-- Data supplied start --
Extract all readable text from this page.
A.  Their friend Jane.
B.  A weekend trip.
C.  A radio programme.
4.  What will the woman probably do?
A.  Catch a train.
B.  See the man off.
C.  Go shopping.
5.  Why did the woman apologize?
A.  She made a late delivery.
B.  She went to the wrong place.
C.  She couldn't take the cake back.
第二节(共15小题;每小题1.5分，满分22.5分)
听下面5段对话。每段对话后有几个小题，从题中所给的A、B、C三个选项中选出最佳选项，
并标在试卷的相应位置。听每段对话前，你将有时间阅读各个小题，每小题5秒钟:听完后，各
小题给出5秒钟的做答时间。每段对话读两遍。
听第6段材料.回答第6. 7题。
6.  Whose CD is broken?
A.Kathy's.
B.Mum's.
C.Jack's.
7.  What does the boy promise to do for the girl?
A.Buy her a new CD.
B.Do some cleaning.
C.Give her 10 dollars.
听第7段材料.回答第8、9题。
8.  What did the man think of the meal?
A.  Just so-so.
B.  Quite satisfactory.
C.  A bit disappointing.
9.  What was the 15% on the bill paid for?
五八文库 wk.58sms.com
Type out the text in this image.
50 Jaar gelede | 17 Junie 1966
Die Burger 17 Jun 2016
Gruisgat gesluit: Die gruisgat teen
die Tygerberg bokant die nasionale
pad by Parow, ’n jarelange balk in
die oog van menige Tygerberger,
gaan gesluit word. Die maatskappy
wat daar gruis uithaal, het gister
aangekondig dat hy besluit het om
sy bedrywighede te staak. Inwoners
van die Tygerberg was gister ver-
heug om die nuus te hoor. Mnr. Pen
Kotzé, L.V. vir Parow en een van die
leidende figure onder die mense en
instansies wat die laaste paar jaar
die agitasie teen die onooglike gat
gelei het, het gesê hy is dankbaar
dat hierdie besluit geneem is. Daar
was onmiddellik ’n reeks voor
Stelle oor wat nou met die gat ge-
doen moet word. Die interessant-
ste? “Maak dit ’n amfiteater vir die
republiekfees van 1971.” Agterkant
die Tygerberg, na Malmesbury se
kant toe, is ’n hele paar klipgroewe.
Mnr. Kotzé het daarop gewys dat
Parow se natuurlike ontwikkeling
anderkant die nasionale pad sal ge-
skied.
-- Data supplied end --
### Exercise
In the listing, find every line containing the word "Kotzé" and list it.

### Solution to this problem
Kotzé, L.V. vir Parow en een van die
Mnr. Kotzé het daarop gewys dat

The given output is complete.